-- Records shown --

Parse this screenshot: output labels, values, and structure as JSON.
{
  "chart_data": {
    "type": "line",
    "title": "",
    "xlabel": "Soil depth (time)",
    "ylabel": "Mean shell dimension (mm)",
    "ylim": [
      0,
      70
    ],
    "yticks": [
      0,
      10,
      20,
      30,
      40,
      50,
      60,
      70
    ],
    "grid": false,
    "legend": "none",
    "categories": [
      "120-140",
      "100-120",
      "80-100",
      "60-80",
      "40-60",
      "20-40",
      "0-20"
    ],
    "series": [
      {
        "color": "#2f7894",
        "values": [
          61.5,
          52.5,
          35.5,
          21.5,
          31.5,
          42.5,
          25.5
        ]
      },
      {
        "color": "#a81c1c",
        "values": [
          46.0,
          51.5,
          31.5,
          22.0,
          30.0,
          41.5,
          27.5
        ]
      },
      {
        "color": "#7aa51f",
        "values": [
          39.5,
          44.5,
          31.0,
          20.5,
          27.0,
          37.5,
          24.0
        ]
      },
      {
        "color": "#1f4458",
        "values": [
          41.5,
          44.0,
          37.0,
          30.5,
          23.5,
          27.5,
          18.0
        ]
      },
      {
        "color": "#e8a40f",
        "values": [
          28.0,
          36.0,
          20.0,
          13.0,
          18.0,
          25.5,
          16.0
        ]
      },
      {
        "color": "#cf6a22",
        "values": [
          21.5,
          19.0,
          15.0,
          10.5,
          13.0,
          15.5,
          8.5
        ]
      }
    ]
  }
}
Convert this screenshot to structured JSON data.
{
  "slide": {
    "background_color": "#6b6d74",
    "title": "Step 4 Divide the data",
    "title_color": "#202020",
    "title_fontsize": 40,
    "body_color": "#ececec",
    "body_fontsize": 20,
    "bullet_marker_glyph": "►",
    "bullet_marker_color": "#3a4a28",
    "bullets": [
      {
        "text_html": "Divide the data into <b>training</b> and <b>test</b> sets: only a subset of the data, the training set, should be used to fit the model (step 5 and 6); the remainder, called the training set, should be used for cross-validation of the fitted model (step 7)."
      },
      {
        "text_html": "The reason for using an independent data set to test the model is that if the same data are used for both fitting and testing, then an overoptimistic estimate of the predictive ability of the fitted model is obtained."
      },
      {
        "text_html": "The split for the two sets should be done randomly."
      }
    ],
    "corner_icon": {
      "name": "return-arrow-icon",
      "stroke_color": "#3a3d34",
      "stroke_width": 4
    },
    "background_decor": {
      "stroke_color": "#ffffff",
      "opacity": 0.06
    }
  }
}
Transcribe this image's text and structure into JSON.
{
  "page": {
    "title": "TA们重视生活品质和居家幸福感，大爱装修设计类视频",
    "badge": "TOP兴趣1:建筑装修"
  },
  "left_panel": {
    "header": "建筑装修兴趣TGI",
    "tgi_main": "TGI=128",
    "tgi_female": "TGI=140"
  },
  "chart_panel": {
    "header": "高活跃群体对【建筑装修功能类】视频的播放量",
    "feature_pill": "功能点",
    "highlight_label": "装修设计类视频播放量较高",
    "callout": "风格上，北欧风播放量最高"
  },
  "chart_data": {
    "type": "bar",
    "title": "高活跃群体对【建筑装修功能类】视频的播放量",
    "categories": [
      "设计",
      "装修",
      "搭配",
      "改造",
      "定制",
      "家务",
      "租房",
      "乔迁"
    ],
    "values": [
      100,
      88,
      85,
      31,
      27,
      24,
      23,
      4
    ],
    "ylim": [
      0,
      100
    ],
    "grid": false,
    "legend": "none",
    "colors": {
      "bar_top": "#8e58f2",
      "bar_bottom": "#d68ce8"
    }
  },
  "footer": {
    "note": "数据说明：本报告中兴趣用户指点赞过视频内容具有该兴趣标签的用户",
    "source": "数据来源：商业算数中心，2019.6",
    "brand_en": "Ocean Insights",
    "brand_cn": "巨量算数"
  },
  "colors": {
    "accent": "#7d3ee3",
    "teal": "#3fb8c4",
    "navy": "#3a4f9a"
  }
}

-- Instructions for the task --
Print the listing above in full, exactly as it is.

-- Written response --
Parse this screenshot: output labels, values, and structure as JSON.
{
  "chart_data": {
    "type": "line",
    "title": "",
    "xlabel": "Soil depth (time)",
    "ylabel": "Mean shell dimension (mm)",
    "ylim": [
      0,
      70
    ],
    "yticks": [
      0,
      10,
      20,
      30,
      40,
      50,
      60,
      70
    ],
    "grid": false,
    "legend": "none",
    "categories": [
      "120-140",
      "100-120",
      "80-100",
      "60-80",
      "40-60",
      "20-40",
      "0-20"
    ],
    "series": [
      {
        "color": "#2f7894",
        "values": [
          61.5,
          52.5,
          35.5,
          21.5,
          31.5,
          42.5,
          25.5
        ]
      },
      {
        "color": "#a81c1c",
        "values": [
          46.0,
          51.5,
          31.5,
          22.0,
          30.0,
          41.5,
          27.5
        ]
      },
      {
        "color": "#7aa51f",
        "values": [
          39.5,
          44.5,
          31.0,
          20.5,
          27.0,
          37.5,
          24.0
        ]
      },
      {
        "color": "#1f4458",
        "values": [
          41.5,
          44.0,
          37.0,
          30.5,
          23.5,
          27.5,
          18.0
        ]
      },
      {
        "color": "#e8a40f",
        "values": [
          28.0,
          36.0,
          20.0,
          13.0,
          18.0,
          25.5,
          16.0
        ]
      },
      {
        "color": "#cf6a22",
        "values": [
          21.5,
          19.0,
          15.0,
          10.5,
          13.0,
          15.5,
          8.5
        ]
      }
    ]
  }
}
Convert this screenshot to structured JSON data.
{
  "slide": {
    "background_color": "#6b6d74",
    "title": "Step 4 Divide the data",
    "title_color": "#202020",
    "title_fontsize": 40,
    "body_color": "#ececec",
    "body_fontsize": 20,
    "bullet_marker_glyph": "►",
    "bullet_marker_color": "#3a4a28",
    "bullets": [
      {
        "text_html": "Divide the data into <b>training</b> and <b>test</b> sets: only a subset of the data, the training set, should be used to fit the model (step 5 and 6); the remainder, called the training set, should be used for cross-validation of the fitted model (step 7)."
      },
      {
        "text_html": "The reason for using an independent data set to test the model is that if the same data are used for both fitting and testing, then an overoptimistic estimate of the predictive ability of the fitted model is obtained."
      },
      {
        "text_html": "The split for the two sets should be done randomly."
      }
    ],
    "corner_icon": {
      "name": "return-arrow-icon",
      "stroke_color": "#3a3d34",
      "stroke_width": 4
    },
    "background_decor": {
      "stroke_color": "#ffffff",
      "opacity": 0.06
    }
  }
}
Transcribe this image's text and structure into JSON.
{
  "page": {
    "title": "TA们重视生活品质和居家幸福感，大爱装修设计类视频",
    "badge": "TOP兴趣1:建筑装修"
  },
  "left_panel": {
    "header": "建筑装修兴趣TGI",
    "tgi_main": "TGI=128",
    "tgi_female": "TGI=140"
  },
  "chart_panel": {
    "header": "高活跃群体对【建筑装修功能类】视频的播放量",
    "feature_pill": "功能点",
    "highlight_label": "装修设计类视频播放量较高",
    "callout": "风格上，北欧风播放量最高"
  },
  "chart_data": {
    "type": "bar",
    "title": "高活跃群体对【建筑装修功能类】视频的播放量",
    "categories": [
      "设计",
      "装修",
      "搭配",
      "改造",
      "定制",
      "家务",
      "租房",
      "乔迁"
    ],
    "values": [
      100,
      88,
      85,
      31,
      27,
      24,
      23,
      4
    ],
    "ylim": [
      0,
      100
    ],
    "grid": false,
    "legend": "none",
    "colors": {
      "bar_top": "#8e58f2",
      "bar_bottom": "#d68ce8"
    }
  },
  "footer": {
    "note": "数据说明：本报告中兴趣用户指点赞过视频内容具有该兴趣标签的用户",
    "source": "数据来源：商业算数中心，2019.6",
    "brand_en": "Ocean Insights",
    "brand_cn": "巨量算数"
  },
  "colors": {
    "accent": "#7d3ee3",
    "teal": "#3fb8c4",
    "navy": "#3a4f9a"
  }
}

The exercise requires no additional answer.